* _Prompt_: Check each line below for the word "this", and copy those that have it.

======== Dataset extract ========

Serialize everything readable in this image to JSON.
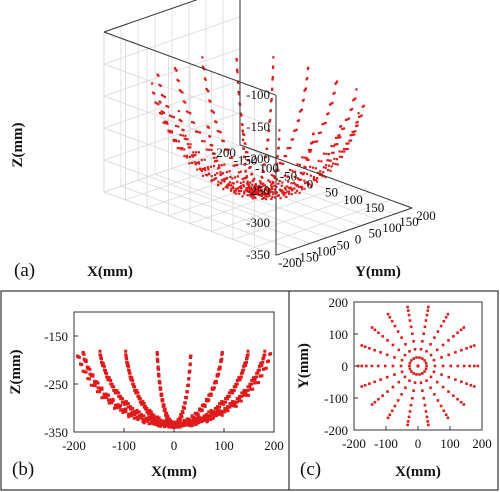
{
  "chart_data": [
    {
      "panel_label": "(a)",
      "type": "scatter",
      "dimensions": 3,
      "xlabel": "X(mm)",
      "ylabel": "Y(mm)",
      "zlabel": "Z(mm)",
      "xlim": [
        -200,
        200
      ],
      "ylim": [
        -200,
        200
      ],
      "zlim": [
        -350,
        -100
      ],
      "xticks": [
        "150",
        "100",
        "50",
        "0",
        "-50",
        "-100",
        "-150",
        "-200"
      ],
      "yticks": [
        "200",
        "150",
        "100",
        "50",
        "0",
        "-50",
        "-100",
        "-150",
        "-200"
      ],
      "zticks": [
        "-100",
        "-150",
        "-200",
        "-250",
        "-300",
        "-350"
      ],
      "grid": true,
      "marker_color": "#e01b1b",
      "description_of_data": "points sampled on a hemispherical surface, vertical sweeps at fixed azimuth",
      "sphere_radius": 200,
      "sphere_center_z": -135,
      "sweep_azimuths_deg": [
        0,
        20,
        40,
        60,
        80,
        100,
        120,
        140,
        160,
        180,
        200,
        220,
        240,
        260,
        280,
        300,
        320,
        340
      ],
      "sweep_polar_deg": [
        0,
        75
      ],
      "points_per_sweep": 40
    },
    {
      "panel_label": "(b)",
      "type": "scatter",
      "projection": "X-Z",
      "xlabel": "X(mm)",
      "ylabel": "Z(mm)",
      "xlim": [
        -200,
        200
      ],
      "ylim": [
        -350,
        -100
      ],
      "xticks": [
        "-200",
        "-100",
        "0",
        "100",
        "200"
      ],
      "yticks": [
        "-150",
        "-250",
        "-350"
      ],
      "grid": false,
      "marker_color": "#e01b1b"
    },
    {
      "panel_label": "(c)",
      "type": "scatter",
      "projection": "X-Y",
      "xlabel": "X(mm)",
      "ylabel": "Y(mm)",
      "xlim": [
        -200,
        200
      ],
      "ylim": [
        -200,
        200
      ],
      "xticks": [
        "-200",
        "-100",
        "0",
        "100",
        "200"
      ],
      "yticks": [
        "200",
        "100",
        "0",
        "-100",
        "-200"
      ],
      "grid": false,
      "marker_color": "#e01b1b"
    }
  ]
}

========
======== Dataset extract ========

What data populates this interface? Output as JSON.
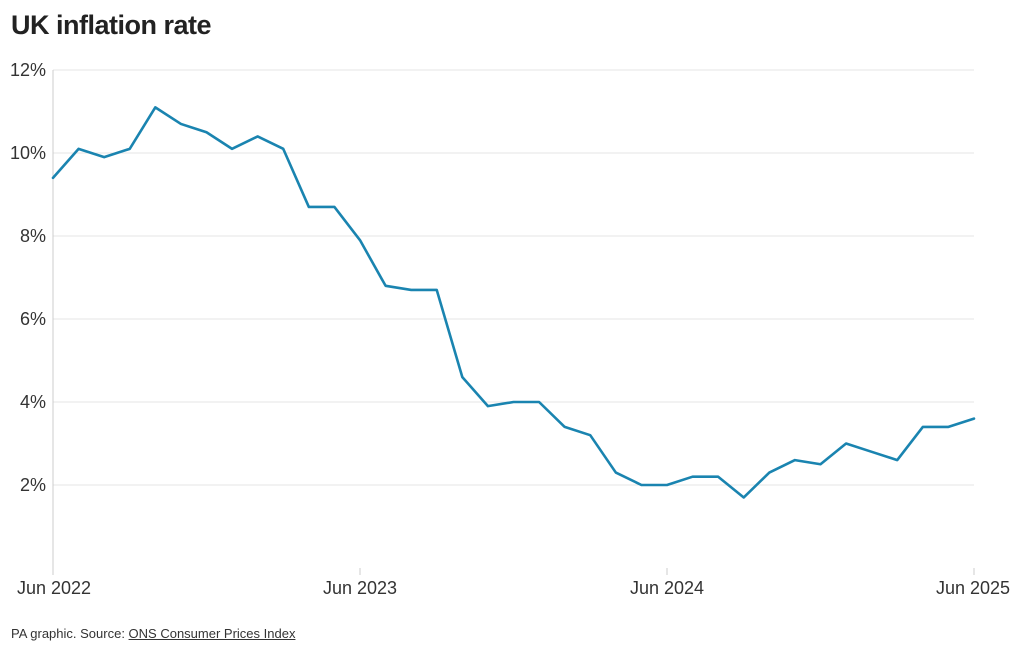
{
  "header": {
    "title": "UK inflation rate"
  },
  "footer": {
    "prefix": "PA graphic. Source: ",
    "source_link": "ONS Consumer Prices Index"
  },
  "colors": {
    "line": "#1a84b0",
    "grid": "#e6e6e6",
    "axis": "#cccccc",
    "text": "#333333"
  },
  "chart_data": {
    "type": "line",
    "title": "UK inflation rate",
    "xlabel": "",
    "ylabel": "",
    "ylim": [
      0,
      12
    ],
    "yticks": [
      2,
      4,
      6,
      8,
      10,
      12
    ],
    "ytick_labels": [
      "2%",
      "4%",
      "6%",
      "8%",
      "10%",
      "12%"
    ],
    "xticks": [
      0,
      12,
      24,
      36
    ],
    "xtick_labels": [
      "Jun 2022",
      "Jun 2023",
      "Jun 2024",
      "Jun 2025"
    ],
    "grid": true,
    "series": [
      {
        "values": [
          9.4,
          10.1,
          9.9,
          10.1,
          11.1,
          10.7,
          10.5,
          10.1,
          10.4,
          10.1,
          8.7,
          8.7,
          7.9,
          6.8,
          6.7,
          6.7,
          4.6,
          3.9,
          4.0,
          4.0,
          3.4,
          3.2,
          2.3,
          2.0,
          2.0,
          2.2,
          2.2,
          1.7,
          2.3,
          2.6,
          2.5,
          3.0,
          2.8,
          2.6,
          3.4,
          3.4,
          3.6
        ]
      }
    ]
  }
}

========

* _The solution_:
Serialize everything readable in this image to JSON.
What data populates this interface? Output as JSON.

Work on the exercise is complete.